**Given text**
====================
This is code for “Our results were not statistically significant,” which in layman’s terms means “It might or might not be true, but we proved jack.” Now this research has the potential for far-reaching consequences in our modern society that depends on wireless internet and other sorts of electromagnetic waves, and the subject is also a touchy one, about which many people have a strong opinion which is totally unsupported by facts.
Let me state here once and for all that I don’t know the facts either. I tend to start out skeptical of these “studies” because of all the nonsense floating around, but like any good skeptic, I am open to being convinced by sound science. Several serious mistakes indicate, however, that while the as yet unpublished research may be sound, the press release doesn’t even come close:
- Mistake #1. Sending out a press release before the experiment was finished, apparently. What if this premature conclusion is disproved when the experiment is repeated over longer periods and with more trees, as the researchers say they need to do?
====================
**Provided records**
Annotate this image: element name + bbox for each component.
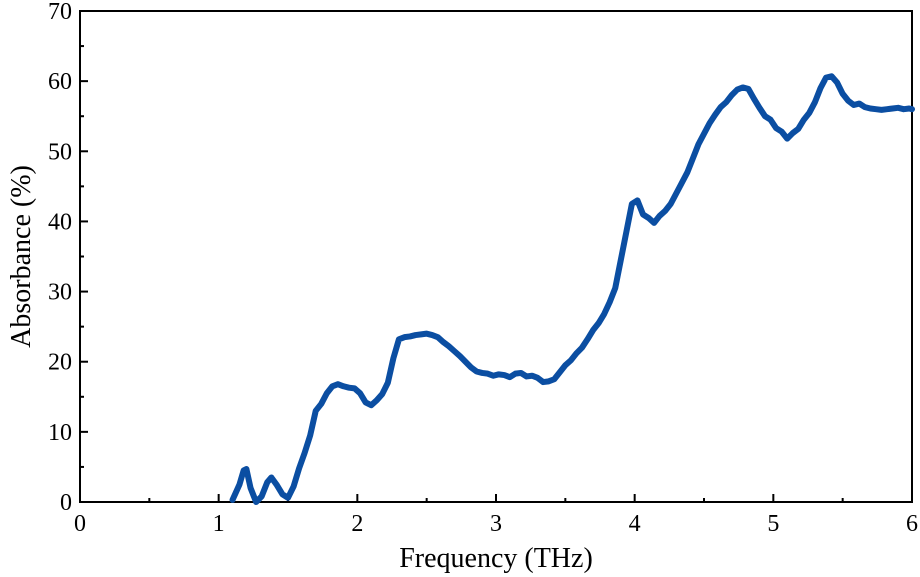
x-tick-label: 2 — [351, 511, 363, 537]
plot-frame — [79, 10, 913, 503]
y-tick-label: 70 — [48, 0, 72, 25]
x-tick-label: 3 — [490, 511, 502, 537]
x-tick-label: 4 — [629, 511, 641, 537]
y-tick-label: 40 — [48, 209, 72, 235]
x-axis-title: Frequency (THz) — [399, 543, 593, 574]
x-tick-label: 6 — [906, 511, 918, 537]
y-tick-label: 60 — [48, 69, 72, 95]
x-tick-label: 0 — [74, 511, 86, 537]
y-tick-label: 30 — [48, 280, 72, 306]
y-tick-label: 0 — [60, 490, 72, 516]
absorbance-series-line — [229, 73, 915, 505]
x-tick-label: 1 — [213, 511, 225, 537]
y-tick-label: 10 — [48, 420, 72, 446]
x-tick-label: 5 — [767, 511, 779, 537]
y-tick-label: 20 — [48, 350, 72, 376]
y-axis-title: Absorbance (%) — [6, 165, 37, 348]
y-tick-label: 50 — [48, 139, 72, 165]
====================
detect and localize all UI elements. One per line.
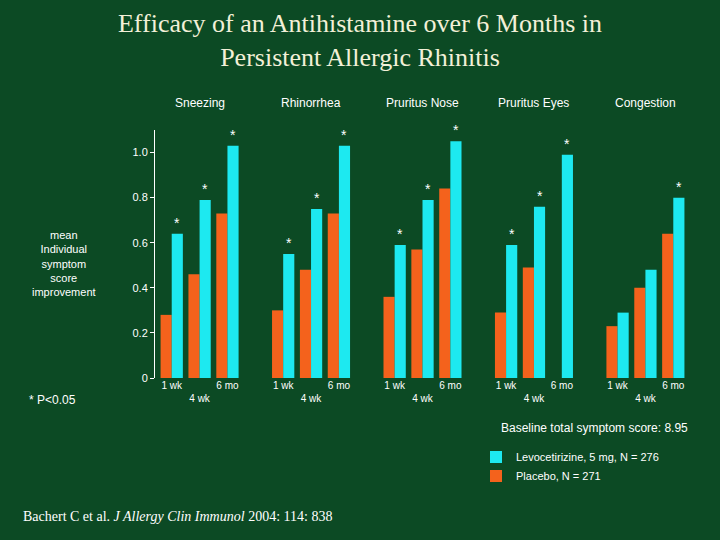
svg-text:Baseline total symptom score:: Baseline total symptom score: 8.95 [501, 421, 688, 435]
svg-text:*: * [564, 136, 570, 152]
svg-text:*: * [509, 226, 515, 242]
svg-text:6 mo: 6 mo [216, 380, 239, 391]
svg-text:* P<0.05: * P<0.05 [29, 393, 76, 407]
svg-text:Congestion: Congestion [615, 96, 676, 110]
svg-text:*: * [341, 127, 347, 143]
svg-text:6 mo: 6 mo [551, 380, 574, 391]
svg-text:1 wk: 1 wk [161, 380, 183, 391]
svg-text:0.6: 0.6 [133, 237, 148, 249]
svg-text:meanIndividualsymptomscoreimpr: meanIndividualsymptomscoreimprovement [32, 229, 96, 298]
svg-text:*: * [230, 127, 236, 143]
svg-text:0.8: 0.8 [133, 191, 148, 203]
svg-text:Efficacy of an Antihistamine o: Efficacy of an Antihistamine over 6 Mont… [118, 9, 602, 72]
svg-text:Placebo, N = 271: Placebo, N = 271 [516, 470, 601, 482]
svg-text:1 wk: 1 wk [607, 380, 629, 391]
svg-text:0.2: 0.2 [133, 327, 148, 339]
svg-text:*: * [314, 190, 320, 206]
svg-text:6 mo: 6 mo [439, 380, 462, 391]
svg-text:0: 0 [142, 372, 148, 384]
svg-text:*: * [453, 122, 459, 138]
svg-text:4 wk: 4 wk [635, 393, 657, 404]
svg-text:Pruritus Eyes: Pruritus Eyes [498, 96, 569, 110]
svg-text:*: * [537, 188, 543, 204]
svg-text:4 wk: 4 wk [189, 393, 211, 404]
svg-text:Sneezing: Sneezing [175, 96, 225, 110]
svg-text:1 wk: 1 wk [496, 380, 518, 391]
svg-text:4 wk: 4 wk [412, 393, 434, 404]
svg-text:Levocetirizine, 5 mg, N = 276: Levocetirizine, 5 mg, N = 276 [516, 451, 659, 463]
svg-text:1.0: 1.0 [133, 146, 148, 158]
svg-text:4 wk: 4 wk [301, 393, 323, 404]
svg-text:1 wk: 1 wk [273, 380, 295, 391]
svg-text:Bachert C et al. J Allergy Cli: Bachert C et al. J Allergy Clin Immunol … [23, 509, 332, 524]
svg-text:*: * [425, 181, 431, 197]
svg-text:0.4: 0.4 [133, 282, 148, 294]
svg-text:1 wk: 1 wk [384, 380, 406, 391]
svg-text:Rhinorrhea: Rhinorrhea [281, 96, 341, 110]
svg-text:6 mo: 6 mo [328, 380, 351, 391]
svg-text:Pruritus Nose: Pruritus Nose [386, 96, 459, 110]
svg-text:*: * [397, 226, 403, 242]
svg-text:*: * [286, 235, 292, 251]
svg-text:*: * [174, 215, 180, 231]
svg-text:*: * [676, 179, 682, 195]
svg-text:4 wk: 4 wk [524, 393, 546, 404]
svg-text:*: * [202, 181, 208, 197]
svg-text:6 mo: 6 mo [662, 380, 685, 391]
====================
**Tasks to perform**
1. In the given text, what is Mistake #1?
2. Pull out every line of the records that contains the string "title". Case counts.

**Answers for this exercise**
1. Sending out a press release before the experiment was finished.

2.
x-axis-title: Frequency (THz) — [399, 543, 593, 574]
y-axis-title: Absorbance (%) — [6, 165, 37, 348]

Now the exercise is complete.